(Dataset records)
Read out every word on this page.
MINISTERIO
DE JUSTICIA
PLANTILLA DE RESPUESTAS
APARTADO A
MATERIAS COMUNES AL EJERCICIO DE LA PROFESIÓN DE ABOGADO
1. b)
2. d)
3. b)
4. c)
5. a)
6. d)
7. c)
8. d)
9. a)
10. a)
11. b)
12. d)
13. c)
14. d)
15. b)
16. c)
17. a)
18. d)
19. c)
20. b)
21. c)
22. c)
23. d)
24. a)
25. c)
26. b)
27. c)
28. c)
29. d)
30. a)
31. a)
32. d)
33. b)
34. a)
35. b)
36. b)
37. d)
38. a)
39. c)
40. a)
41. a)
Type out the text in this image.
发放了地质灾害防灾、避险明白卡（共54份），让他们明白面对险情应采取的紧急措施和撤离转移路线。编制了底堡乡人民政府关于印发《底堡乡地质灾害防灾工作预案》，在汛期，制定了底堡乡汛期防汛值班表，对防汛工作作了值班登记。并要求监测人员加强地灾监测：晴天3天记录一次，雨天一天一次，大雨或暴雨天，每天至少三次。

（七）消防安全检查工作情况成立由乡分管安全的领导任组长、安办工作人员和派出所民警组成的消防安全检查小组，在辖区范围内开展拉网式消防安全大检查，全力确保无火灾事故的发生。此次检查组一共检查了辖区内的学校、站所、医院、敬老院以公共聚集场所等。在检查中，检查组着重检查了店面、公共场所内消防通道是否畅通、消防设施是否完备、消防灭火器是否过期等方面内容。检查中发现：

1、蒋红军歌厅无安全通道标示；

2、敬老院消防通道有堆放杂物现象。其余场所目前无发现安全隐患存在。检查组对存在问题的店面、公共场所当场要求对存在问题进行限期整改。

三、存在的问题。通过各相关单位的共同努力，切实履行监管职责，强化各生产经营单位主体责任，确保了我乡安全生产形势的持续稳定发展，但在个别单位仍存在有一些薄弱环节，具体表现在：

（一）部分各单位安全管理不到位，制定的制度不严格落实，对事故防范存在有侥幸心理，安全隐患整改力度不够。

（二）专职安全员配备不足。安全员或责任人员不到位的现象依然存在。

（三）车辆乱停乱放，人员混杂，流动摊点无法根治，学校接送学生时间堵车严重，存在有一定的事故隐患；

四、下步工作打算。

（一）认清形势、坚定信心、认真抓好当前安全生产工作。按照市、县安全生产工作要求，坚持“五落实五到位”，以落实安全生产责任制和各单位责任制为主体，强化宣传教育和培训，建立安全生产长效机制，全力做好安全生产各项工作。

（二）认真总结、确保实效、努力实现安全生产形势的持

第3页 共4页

### Description of the task
Each record should come back exactly as written.

### Output
Read out every word on this page.
MINISTERIO
DE JUSTICIA
PLANTILLA DE RESPUESTAS
APARTADO A
MATERIAS COMUNES AL EJERCICIO DE LA PROFESIÓN DE ABOGADO
1. b)
2. d)
3. b)
4. c)
5. a)
6. d)
7. c)
8. d)
9. a)
10. a)
11. b)
12. d)
13. c)
14. d)
15. b)
16. c)
17. a)
18. d)
19. c)
20. b)
21. c)
22. c)
23. d)
24. a)
25. c)
26. b)
27. c)
28. c)
29. d)
30. a)
31. a)
32. d)
33. b)
34. a)
35. b)
36. b)
37. d)
38. a)
39. c)
40. a)
41. a)
Type out the text in this image.
发放了地质灾害防灾、避险明白卡（共54份），让他们明白面对险情应采取的紧急措施和撤离转移路线。编制了底堡乡人民政府关于印发《底堡乡地质灾害防灾工作预案》，在汛期，制定了底堡乡汛期防汛值班表，对防汛工作作了值班登记。并要求监测人员加强地灾监测：晴天3天记录一次，雨天一天一次，大雨或暴雨天，每天至少三次。

（七）消防安全检查工作情况成立由乡分管安全的领导任组长、安办工作人员和派出所民警组成的消防安全检查小组，在辖区范围内开展拉网式消防安全大检查，全力确保无火灾事故的发生。此次检查组一共检查了辖区内的学校、站所、医院、敬老院以公共聚集场所等。在检查中，检查组着重检查了店面、公共场所内消防通道是否畅通、消防设施是否完备、消防灭火器是否过期等方面内容。检查中发现：

1、蒋红军歌厅无安全通道标示；

2、敬老院消防通道有堆放杂物现象。其余场所目前无发现安全隐患存在。检查组对存在问题的店面、公共场所当场要求对存在问题进行限期整改。

三、存在的问题。通过各相关单位的共同努力，切实履行监管职责，强化各生产经营单位主体责任，确保了我乡安全生产形势的持续稳定发展，但在个别单位仍存在有一些薄弱环节，具体表现在：

（一）部分各单位安全管理不到位，制定的制度不严格落实，对事故防范存在有侥幸心理，安全隐患整改力度不够。

（二）专职安全员配备不足。安全员或责任人员不到位的现象依然存在。

（三）车辆乱停乱放，人员混杂，流动摊点无法根治，学校接送学生时间堵车严重，存在有一定的事故隐患；

四、下步工作打算。

（一）认清形势、坚定信心、认真抓好当前安全生产工作。按照市、县安全生产工作要求，坚持“五落实五到位”，以落实安全生产责任制和各单位责任制为主体，强化宣传教育和培训，建立安全生产长效机制，全力做好安全生产各项工作。

（二）认真总结、确保实效、努力实现安全生产形势的持

第3页 共4页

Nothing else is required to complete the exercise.